Directions for this task: Transcribe every entry word for word, but skip the images.

=== Records for processing ===

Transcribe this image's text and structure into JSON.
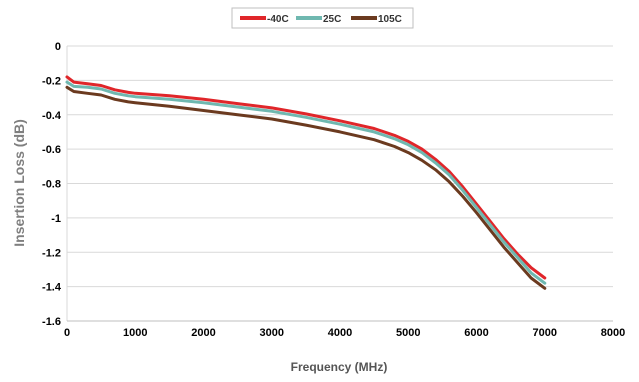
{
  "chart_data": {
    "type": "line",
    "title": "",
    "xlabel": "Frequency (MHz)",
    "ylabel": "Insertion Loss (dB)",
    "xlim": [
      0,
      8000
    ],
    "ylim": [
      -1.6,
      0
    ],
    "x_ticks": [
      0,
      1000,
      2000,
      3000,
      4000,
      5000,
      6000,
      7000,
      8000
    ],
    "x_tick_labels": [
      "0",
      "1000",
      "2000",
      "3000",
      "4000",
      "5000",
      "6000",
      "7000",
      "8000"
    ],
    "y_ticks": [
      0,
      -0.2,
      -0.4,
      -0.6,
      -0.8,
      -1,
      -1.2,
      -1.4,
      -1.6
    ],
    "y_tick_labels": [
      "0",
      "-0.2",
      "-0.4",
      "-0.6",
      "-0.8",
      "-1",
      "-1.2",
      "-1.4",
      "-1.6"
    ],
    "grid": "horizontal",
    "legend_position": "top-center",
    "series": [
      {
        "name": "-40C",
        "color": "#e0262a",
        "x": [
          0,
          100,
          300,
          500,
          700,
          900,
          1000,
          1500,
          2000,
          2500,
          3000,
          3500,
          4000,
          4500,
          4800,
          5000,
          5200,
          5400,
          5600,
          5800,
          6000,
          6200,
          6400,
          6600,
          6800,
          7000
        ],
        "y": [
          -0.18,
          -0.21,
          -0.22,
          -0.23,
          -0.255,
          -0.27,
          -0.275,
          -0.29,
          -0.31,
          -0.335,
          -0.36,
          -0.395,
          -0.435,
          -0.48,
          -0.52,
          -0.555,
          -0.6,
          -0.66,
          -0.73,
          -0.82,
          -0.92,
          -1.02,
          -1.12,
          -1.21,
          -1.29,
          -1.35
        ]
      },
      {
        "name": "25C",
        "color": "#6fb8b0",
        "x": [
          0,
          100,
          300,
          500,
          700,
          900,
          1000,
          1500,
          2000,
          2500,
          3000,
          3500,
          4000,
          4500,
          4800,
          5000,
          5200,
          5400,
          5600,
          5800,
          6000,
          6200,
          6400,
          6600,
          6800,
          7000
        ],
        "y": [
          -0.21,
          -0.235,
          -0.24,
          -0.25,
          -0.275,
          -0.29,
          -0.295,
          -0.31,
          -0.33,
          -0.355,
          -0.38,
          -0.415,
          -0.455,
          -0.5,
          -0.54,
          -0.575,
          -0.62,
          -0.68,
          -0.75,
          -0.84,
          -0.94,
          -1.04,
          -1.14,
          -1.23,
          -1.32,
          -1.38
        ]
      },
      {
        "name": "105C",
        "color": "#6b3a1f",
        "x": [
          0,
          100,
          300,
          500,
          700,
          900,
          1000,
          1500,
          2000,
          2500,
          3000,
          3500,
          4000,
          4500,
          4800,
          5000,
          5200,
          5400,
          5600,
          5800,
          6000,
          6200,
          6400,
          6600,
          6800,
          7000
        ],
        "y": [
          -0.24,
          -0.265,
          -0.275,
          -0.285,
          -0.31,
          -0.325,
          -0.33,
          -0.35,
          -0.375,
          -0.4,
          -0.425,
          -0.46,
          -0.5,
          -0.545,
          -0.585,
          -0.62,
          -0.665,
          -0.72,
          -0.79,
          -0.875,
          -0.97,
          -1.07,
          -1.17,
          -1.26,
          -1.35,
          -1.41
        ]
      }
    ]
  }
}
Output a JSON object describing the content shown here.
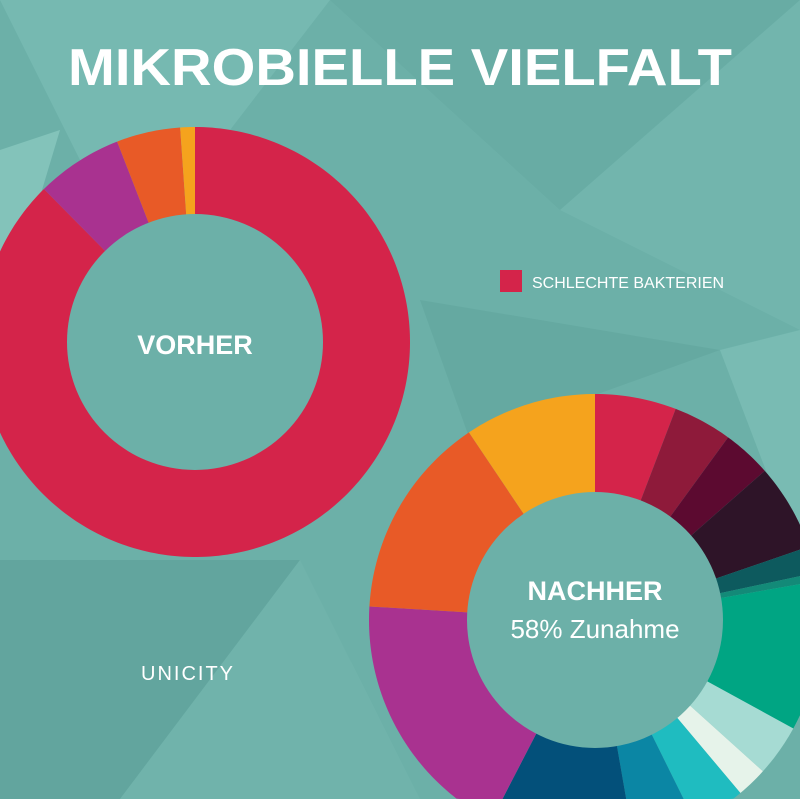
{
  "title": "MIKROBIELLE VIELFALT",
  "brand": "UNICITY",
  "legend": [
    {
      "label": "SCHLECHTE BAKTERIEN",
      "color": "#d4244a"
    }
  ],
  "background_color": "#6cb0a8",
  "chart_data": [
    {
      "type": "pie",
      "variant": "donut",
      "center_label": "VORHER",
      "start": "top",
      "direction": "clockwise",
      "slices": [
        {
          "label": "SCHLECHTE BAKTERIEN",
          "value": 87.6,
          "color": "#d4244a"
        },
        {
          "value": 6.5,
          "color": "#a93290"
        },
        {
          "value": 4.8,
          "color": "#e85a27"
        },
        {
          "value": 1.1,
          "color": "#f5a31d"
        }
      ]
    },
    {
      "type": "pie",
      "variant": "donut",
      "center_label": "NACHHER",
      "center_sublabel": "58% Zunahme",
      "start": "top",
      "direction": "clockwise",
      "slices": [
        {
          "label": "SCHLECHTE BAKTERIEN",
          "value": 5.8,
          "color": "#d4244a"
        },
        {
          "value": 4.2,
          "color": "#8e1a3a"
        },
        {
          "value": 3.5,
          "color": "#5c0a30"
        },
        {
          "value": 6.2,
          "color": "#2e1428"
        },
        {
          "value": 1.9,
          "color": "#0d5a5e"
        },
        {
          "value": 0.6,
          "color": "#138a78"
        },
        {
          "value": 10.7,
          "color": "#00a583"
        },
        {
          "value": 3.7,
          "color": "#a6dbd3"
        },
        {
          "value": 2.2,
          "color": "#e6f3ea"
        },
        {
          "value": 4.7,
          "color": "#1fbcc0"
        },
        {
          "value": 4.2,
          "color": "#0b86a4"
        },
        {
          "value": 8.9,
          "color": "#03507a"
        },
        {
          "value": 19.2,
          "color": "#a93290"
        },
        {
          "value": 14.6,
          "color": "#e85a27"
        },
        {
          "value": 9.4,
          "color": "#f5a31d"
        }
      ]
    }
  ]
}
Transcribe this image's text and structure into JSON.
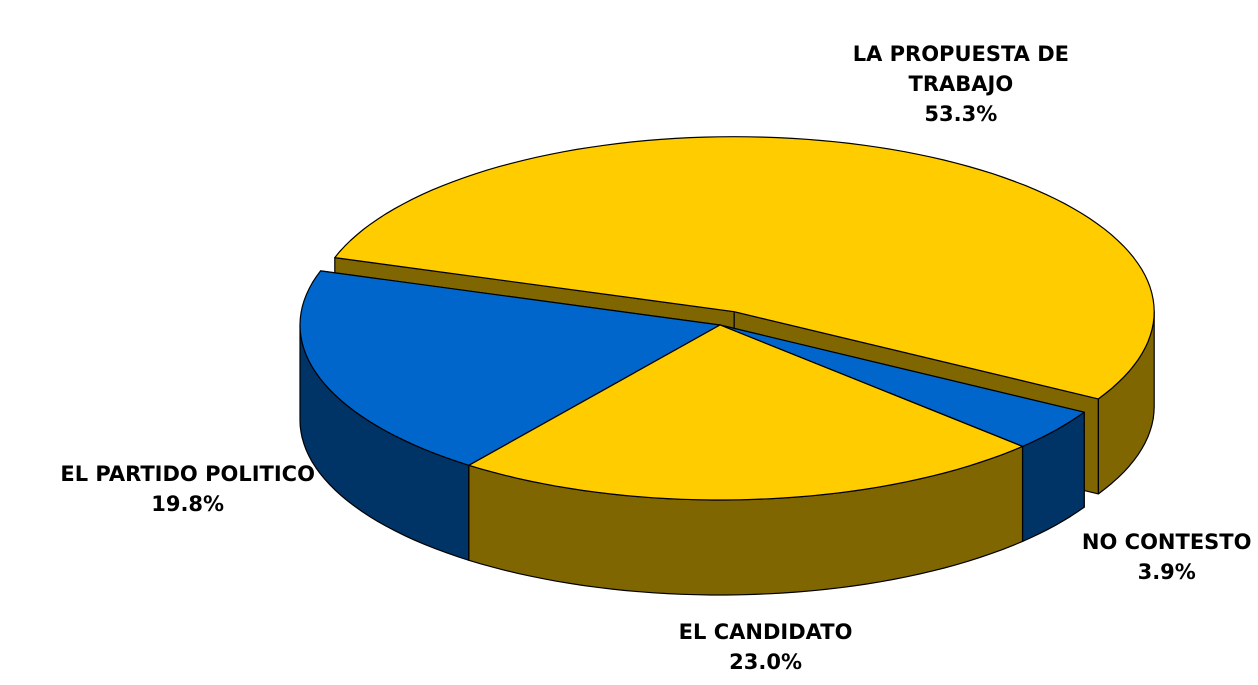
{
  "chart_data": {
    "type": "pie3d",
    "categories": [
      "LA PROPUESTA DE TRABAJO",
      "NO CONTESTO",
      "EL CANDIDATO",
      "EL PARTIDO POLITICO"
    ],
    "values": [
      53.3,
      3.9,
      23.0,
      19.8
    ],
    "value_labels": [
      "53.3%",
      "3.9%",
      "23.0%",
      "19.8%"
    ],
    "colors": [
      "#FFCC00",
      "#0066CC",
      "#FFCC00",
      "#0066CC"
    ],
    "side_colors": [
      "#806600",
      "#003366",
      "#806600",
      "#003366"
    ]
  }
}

===

In response:
Transcribe this image's text and structure into JSON.
{
  "chart_data": {
    "type": "line",
    "title": "",
    "xlabel": "Frequency (MHz)",
    "ylabel": "Insertion Loss (dB)",
    "xlim": [
      0,
      8000
    ],
    "ylim": [
      -1.6,
      0
    ],
    "x_ticks": [
      0,
      1000,
      2000,
      3000,
      4000,
      5000,
      6000,
      7000,
      8000
    ],
    "x_tick_labels": [
      "0",
      "1000",
      "2000",
      "3000",
      "4000",
      "5000",
      "6000",
      "7000",
      "8000"
    ],
    "y_ticks": [
      0,
      -0.2,
      -0.4,
      -0.6,
      -0.8,
      -1,
      -1.2,
      -1.4,
      -1.6
    ],
    "y_tick_labels": [
      "0",
      "-0.2",
      "-0.4",
      "-0.6",
      "-0.8",
      "-1",
      "-1.2",
      "-1.4",
      "-1.6"
    ],
    "grid": "horizontal",
    "legend_position": "top-center",
    "series": [
      {
        "name": "-40C",
        "color": "#e0262a",
        "x": [
          0,
          100,
          300,
          500,
          700,
          900,
          1000,
          1500,
          2000,
          2500,
          3000,
          3500,
          4000,
          4500,
          4800,
          5000,
          5200,
          5400,
          5600,
          5800,
          6000,
          6200,
          6400,
          6600,
          6800,
          7000
        ],
        "y": [
          -0.18,
          -0.21,
          -0.22,
          -0.23,
          -0.255,
          -0.27,
          -0.275,
          -0.29,
          -0.31,
          -0.335,
          -0.36,
          -0.395,
          -0.435,
          -0.48,
          -0.52,
          -0.555,
          -0.6,
          -0.66,
          -0.73,
          -0.82,
          -0.92,
          -1.02,
          -1.12,
          -1.21,
          -1.29,
          -1.35
        ]
      },
      {
        "name": "25C",
        "color": "#6fb8b0",
        "x": [
          0,
          100,
          300,
          500,
          700,
          900,
          1000,
          1500,
          2000,
          2500,
          3000,
          3500,
          4000,
          4500,
          4800,
          5000,
          5200,
          5400,
          5600,
          5800,
          6000,
          6200,
          6400,
          6600,
          6800,
          7000
        ],
        "y": [
          -0.21,
          -0.235,
          -0.24,
          -0.25,
          -0.275,
          -0.29,
          -0.295,
          -0.31,
          -0.33,
          -0.355,
          -0.38,
          -0.415,
          -0.455,
          -0.5,
          -0.54,
          -0.575,
          -0.62,
          -0.68,
          -0.75,
          -0.84,
          -0.94,
          -1.04,
          -1.14,
          -1.23,
          -1.32,
          -1.38
        ]
      },
      {
        "name": "105C",
        "color": "#6b3a1f",
        "x": [
          0,
          100,
          300,
          500,
          700,
          900,
          1000,
          1500,
          2000,
          2500,
          3000,
          3500,
          4000,
          4500,
          4800,
          5000,
          5200,
          5400,
          5600,
          5800,
          6000,
          6200,
          6400,
          6600,
          6800,
          7000
        ],
        "y": [
          -0.24,
          -0.265,
          -0.275,
          -0.285,
          -0.31,
          -0.325,
          -0.33,
          -0.35,
          -0.375,
          -0.4,
          -0.425,
          -0.46,
          -0.5,
          -0.545,
          -0.585,
          -0.62,
          -0.665,
          -0.72,
          -0.79,
          -0.875,
          -0.97,
          -1.07,
          -1.17,
          -1.26,
          -1.35,
          -1.41
        ]
      }
    ]
  }
}
Output a JSON object describing the content shown here.
{
  "title": "MIKROBIELLE VIELFALT",
  "brand": "UNICITY",
  "legend": [
    {
      "label": "SCHLECHTE BAKTERIEN",
      "color": "#d4244a"
    }
  ],
  "background_color": "#6cb0a8",
  "chart_data": [
    {
      "type": "pie",
      "variant": "donut",
      "center_label": "VORHER",
      "start": "top",
      "direction": "clockwise",
      "slices": [
        {
          "label": "SCHLECHTE BAKTERIEN",
          "value": 87.6,
          "color": "#d4244a"
        },
        {
          "value": 6.5,
          "color": "#a93290"
        },
        {
          "value": 4.8,
          "color": "#e85a27"
        },
        {
          "value": 1.1,
          "color": "#f5a31d"
        }
      ]
    },
    {
      "type": "pie",
      "variant": "donut",
      "center_label": "NACHHER",
      "center_sublabel": "58% Zunahme",
      "start": "top",
      "direction": "clockwise",
      "slices": [
        {
          "label": "SCHLECHTE BAKTERIEN",
          "value": 5.8,
          "color": "#d4244a"
        },
        {
          "value": 4.2,
          "color": "#8e1a3a"
        },
        {
          "value": 3.5,
          "color": "#5c0a30"
        },
        {
          "value": 6.2,
          "color": "#2e1428"
        },
        {
          "value": 1.9,
          "color": "#0d5a5e"
        },
        {
          "value": 0.6,
          "color": "#138a78"
        },
        {
          "value": 10.7,
          "color": "#00a583"
        },
        {
          "value": 3.7,
          "color": "#a6dbd3"
        },
        {
          "value": 2.2,
          "color": "#e6f3ea"
        },
        {
          "value": 4.7,
          "color": "#1fbcc0"
        },
        {
          "value": 4.2,
          "color": "#0b86a4"
        },
        {
          "value": 8.9,
          "color": "#03507a"
        },
        {
          "value": 19.2,
          "color": "#a93290"
        },
        {
          "value": 14.6,
          "color": "#e85a27"
        },
        {
          "value": 9.4,
          "color": "#f5a31d"
        }
      ]
    }
  ]
}
Transcribe this image's text and structure into JSON.
{
  "chart_data": {
    "type": "pie3d",
    "categories": [
      "LA PROPUESTA DE TRABAJO",
      "NO CONTESTO",
      "EL CANDIDATO",
      "EL PARTIDO POLITICO"
    ],
    "values": [
      53.3,
      3.9,
      23.0,
      19.8
    ],
    "value_labels": [
      "53.3%",
      "3.9%",
      "23.0%",
      "19.8%"
    ],
    "colors": [
      "#FFCC00",
      "#0066CC",
      "#FFCC00",
      "#0066CC"
    ],
    "side_colors": [
      "#806600",
      "#003366",
      "#806600",
      "#003366"
    ]
  }
}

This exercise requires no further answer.